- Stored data
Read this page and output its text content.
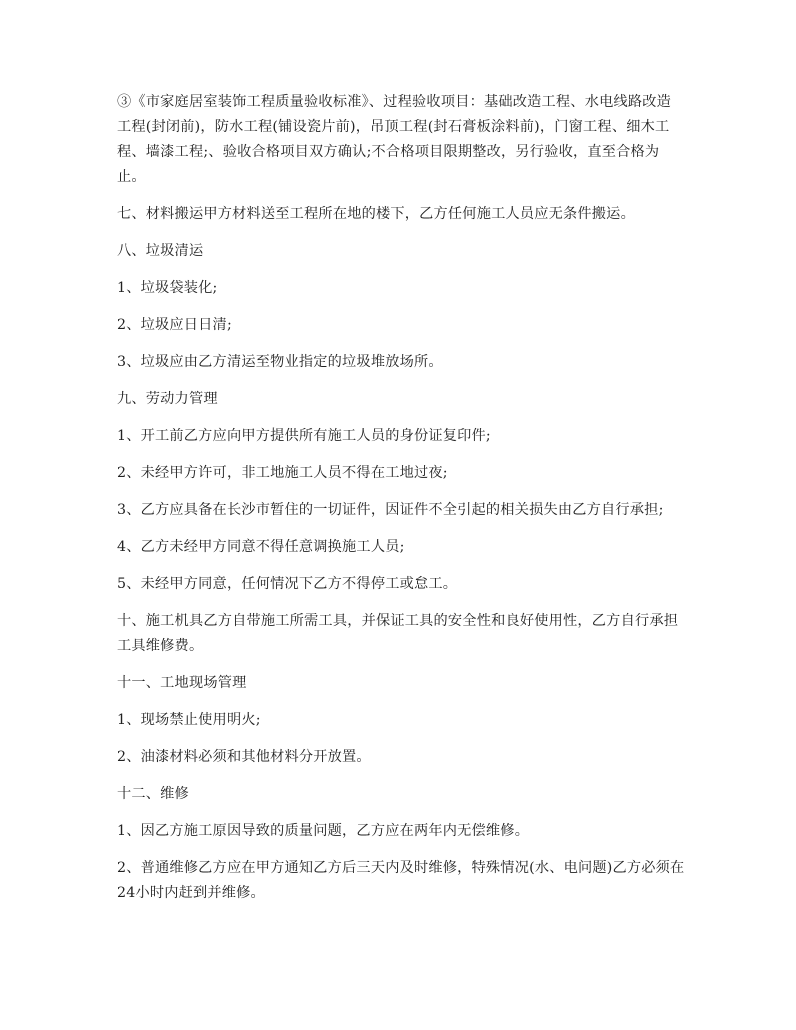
③《市家庭居室装饰工程质量验收标准》、过程验收项目：基础改造工程、水电线路改造工程(封闭前)，防水工程(铺设瓷片前)，吊顶工程(封石膏板涂料前)，门窗工程、细木工程、墙漆工程;、验收合格项目双方确认;不合格项目限期整改，另行验收，直至合格为止。

七、材料搬运甲方材料送至工程所在地的楼下，乙方任何施工人员应无条件搬运。

八、垃圾清运

1、垃圾袋装化;

2、垃圾应日日清;

3、垃圾应由乙方清运至物业指定的垃圾堆放场所。

九、劳动力管理

1、开工前乙方应向甲方提供所有施工人员的身份证复印件;

2、未经甲方许可，非工地施工人员不得在工地过夜;

3、乙方应具备在长沙市暂住的一切证件，因证件不全引起的相关损失由乙方自行承担;

4、乙方未经甲方同意不得任意调换施工人员;

5、未经甲方同意，任何情况下乙方不得停工或怠工。

十、施工机具乙方自带施工所需工具，并保证工具的安全性和良好使用性，乙方自行承担工具维修费。

十一、工地现场管理

1、现场禁止使用明火;

2、油漆材料必须和其他材料分开放置。

十二、维修

1、因乙方施工原因导致的质量问题，乙方应在两年内无偿维修。

2、普通维修乙方应在甲方通知乙方后三天内及时维修，特殊情况(水、电问题)乙方必须在24小时内赶到并维修。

- REQUEST
Without the pictures, extract every entry verbatim.

- SOLUTION TO THE EXERCISE
Read this page and output its text content.
③《市家庭居室装饰工程质量验收标准》、过程验收项目：基础改造工程、水电线路改造工程(封闭前)，防水工程(铺设瓷片前)，吊顶工程(封石膏板涂料前)，门窗工程、细木工程、墙漆工程;、验收合格项目双方确认;不合格项目限期整改，另行验收，直至合格为止。

七、材料搬运甲方材料送至工程所在地的楼下，乙方任何施工人员应无条件搬运。

八、垃圾清运

1、垃圾袋装化;

2、垃圾应日日清;

3、垃圾应由乙方清运至物业指定的垃圾堆放场所。

九、劳动力管理

1、开工前乙方应向甲方提供所有施工人员的身份证复印件;

2、未经甲方许可，非工地施工人员不得在工地过夜;

3、乙方应具备在长沙市暂住的一切证件，因证件不全引起的相关损失由乙方自行承担;

4、乙方未经甲方同意不得任意调换施工人员;

5、未经甲方同意，任何情况下乙方不得停工或怠工。

十、施工机具乙方自带施工所需工具，并保证工具的安全性和良好使用性，乙方自行承担工具维修费。

十一、工地现场管理

1、现场禁止使用明火;

2、油漆材料必须和其他材料分开放置。

十二、维修

1、因乙方施工原因导致的质量问题，乙方应在两年内无偿维修。

2、普通维修乙方应在甲方通知乙方后三天内及时维修，特殊情况(水、电问题)乙方必须在24小时内赶到并维修。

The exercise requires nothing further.